Task objective: Go through the data below and copy it exactly, skipping every picture.
▬▬▬▬▬▬
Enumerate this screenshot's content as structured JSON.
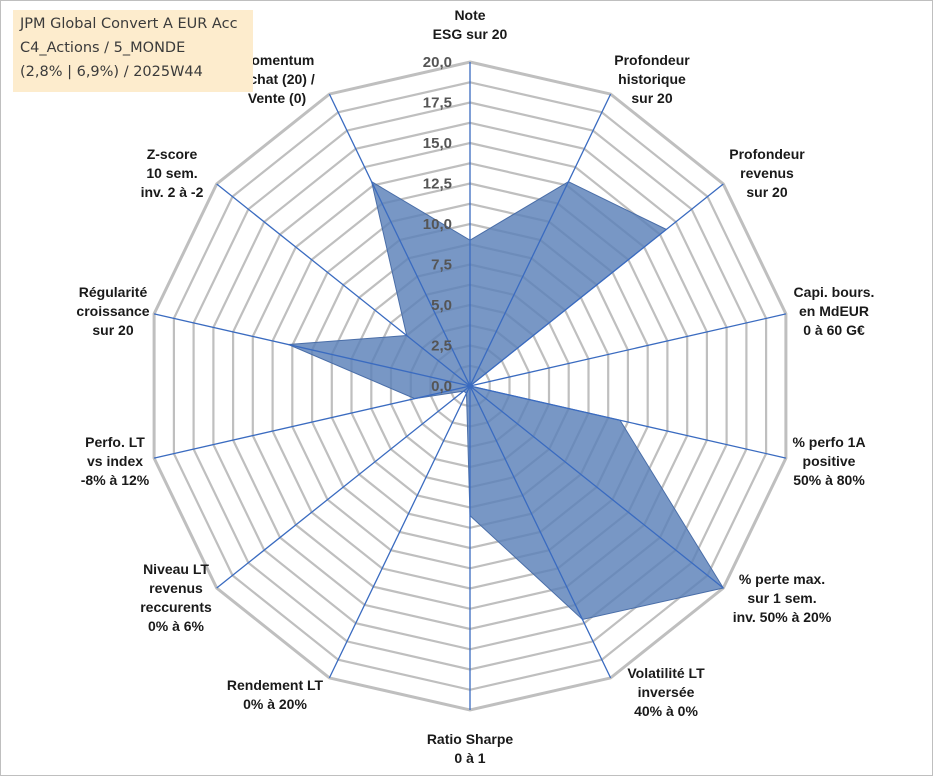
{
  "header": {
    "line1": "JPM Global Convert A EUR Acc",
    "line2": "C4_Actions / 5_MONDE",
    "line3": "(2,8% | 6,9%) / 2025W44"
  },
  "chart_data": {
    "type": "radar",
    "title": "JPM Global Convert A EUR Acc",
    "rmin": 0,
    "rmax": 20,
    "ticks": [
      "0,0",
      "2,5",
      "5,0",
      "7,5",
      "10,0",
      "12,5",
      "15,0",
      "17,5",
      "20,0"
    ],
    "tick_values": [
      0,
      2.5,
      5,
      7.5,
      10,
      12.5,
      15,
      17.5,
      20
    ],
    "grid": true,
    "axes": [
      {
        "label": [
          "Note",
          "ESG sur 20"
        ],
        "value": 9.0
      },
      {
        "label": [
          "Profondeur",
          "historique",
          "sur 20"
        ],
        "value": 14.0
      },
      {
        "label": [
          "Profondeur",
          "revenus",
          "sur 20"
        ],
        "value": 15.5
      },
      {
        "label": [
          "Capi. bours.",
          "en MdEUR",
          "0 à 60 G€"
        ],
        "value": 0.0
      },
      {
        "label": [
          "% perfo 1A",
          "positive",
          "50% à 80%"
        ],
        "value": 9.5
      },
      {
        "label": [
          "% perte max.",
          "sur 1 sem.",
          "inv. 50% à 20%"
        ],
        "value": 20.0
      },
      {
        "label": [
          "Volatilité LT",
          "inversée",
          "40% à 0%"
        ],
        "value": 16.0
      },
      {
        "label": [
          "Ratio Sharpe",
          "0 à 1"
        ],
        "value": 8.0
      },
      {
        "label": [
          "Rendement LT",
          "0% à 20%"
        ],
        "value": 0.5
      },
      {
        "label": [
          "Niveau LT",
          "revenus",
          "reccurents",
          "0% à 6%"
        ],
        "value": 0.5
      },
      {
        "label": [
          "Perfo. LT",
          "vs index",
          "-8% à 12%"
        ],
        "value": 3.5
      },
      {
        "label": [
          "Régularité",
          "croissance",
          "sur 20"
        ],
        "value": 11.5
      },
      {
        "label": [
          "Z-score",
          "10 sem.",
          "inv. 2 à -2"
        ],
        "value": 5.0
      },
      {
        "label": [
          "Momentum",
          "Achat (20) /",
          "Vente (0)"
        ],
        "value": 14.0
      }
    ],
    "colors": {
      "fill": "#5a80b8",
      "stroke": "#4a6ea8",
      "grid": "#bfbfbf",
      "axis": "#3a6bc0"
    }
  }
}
▬▬▬▬▬▬
Expected output:
Enumerate this screenshot's content as structured JSON.
{
  "header": {
    "line1": "JPM Global Convert A EUR Acc",
    "line2": "C4_Actions / 5_MONDE",
    "line3": "(2,8% | 6,9%) / 2025W44"
  },
  "chart_data": {
    "type": "radar",
    "title": "JPM Global Convert A EUR Acc",
    "rmin": 0,
    "rmax": 20,
    "ticks": [
      "0,0",
      "2,5",
      "5,0",
      "7,5",
      "10,0",
      "12,5",
      "15,0",
      "17,5",
      "20,0"
    ],
    "tick_values": [
      0,
      2.5,
      5,
      7.5,
      10,
      12.5,
      15,
      17.5,
      20
    ],
    "grid": true,
    "axes": [
      {
        "label": [
          "Note",
          "ESG sur 20"
        ],
        "value": 9.0
      },
      {
        "label": [
          "Profondeur",
          "historique",
          "sur 20"
        ],
        "value": 14.0
      },
      {
        "label": [
          "Profondeur",
          "revenus",
          "sur 20"
        ],
        "value": 15.5
      },
      {
        "label": [
          "Capi. bours.",
          "en MdEUR",
          "0 à 60 G€"
        ],
        "value": 0.0
      },
      {
        "label": [
          "% perfo 1A",
          "positive",
          "50% à 80%"
        ],
        "value": 9.5
      },
      {
        "label": [
          "% perte max.",
          "sur 1 sem.",
          "inv. 50% à 20%"
        ],
        "value": 20.0
      },
      {
        "label": [
          "Volatilité LT",
          "inversée",
          "40% à 0%"
        ],
        "value": 16.0
      },
      {
        "label": [
          "Ratio Sharpe",
          "0 à 1"
        ],
        "value": 8.0
      },
      {
        "label": [
          "Rendement LT",
          "0% à 20%"
        ],
        "value": 0.5
      },
      {
        "label": [
          "Niveau LT",
          "revenus",
          "reccurents",
          "0% à 6%"
        ],
        "value": 0.5
      },
      {
        "label": [
          "Perfo. LT",
          "vs index",
          "-8% à 12%"
        ],
        "value": 3.5
      },
      {
        "label": [
          "Régularité",
          "croissance",
          "sur 20"
        ],
        "value": 11.5
      },
      {
        "label": [
          "Z-score",
          "10 sem.",
          "inv. 2 à -2"
        ],
        "value": 5.0
      },
      {
        "label": [
          "Momentum",
          "Achat (20) /",
          "Vente (0)"
        ],
        "value": 14.0
      }
    ],
    "colors": {
      "fill": "#5a80b8",
      "stroke": "#4a6ea8",
      "grid": "#bfbfbf",
      "axis": "#3a6bc0"
    }
  }
}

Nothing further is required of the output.